Instructions to follow: Gather the lines below that include the string "JSON", copying each in full.

Records from a data source:
↓↓↓
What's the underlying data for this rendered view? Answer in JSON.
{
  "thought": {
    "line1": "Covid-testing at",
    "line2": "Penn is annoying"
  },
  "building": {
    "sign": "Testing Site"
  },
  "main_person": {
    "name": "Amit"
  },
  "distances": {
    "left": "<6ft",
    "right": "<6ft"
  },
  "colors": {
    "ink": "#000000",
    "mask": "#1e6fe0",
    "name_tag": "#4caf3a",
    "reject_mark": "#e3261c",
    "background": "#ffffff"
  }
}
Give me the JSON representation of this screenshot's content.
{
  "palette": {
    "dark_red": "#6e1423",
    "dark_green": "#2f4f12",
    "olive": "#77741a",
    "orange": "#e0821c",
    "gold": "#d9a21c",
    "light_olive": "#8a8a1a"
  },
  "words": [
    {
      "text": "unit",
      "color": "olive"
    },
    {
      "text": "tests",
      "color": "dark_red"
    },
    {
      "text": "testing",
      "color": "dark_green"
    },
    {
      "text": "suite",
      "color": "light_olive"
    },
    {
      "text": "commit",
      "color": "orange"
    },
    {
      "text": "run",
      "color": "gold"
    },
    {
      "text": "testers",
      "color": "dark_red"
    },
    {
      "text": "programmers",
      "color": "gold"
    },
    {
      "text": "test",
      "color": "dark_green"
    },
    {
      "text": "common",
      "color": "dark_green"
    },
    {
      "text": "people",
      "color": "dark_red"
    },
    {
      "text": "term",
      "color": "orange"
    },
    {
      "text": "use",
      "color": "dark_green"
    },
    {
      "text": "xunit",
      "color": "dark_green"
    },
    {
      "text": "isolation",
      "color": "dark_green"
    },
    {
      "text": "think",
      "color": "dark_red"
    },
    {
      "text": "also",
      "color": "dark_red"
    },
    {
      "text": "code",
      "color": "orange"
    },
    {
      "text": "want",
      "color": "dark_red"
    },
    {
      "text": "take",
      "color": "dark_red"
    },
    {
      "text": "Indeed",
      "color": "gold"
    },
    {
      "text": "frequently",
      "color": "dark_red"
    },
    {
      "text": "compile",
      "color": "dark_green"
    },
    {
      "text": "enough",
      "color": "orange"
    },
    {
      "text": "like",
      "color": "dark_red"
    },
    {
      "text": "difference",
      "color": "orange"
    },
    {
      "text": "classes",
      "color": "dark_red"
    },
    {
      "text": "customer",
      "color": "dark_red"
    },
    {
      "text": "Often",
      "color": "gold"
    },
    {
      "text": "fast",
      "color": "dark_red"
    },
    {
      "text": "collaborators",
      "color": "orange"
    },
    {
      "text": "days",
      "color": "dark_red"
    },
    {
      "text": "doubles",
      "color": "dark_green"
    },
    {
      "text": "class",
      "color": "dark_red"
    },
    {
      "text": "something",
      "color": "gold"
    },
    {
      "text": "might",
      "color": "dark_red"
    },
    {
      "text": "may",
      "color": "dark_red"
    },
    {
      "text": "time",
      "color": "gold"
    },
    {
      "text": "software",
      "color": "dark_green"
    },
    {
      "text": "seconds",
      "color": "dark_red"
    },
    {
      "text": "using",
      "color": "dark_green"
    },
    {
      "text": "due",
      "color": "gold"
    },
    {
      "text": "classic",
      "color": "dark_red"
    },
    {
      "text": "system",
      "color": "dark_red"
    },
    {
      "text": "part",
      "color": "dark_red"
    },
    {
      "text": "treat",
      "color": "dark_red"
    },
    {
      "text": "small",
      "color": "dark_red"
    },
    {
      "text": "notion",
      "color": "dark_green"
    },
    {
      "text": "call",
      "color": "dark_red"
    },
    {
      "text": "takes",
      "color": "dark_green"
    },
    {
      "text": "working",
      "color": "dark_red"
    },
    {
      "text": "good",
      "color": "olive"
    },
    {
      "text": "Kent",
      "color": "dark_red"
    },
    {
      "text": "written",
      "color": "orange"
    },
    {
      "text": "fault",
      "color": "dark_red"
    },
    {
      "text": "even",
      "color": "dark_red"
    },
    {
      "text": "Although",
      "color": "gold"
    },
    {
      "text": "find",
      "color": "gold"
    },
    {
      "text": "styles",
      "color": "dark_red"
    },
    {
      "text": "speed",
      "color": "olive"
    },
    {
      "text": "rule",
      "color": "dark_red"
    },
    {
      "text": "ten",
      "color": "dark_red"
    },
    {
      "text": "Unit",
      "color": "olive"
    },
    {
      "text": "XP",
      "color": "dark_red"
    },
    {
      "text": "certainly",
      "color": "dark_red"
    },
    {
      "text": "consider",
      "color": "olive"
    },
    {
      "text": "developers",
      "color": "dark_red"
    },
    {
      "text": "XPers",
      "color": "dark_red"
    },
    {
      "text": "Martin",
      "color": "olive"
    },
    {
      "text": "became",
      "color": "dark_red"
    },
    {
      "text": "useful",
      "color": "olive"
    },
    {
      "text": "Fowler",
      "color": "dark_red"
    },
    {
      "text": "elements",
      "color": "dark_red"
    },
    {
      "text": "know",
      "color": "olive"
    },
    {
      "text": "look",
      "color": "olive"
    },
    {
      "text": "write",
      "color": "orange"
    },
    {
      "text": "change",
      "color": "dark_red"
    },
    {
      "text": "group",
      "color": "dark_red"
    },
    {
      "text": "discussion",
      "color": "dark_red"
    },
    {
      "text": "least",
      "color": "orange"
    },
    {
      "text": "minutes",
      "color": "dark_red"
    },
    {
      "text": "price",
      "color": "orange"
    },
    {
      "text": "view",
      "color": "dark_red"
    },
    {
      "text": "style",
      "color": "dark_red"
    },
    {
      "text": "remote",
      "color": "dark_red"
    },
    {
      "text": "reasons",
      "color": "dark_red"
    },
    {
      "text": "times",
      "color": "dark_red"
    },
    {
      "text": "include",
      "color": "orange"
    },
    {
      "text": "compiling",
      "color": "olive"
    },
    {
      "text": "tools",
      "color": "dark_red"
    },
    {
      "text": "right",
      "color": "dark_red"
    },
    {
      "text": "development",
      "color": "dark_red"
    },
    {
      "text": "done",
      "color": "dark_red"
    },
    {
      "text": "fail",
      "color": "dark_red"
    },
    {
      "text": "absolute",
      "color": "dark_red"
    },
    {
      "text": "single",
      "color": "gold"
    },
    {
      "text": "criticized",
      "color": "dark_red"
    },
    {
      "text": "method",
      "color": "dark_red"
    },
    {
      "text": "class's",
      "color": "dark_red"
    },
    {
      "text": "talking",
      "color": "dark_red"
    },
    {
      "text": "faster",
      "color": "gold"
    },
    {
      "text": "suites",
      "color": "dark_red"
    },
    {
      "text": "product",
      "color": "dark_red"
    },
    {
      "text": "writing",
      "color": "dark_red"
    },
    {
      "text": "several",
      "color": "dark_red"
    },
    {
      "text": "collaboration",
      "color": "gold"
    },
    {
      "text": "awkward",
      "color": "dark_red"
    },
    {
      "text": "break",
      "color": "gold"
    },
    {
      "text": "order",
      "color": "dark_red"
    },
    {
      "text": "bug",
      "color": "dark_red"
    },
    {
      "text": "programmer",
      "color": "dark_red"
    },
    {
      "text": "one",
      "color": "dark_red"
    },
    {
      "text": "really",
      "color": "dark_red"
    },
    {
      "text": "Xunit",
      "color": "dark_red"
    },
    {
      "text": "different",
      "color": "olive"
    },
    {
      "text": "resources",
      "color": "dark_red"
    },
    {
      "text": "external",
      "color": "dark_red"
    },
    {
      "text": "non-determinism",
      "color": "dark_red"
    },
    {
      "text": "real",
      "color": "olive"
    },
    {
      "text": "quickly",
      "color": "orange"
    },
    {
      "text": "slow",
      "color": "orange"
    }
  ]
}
↑↑↑
Solution for this exercise:
What's the underlying data for this rendered view? Answer in JSON.
Give me the JSON representation of this screenshot's content.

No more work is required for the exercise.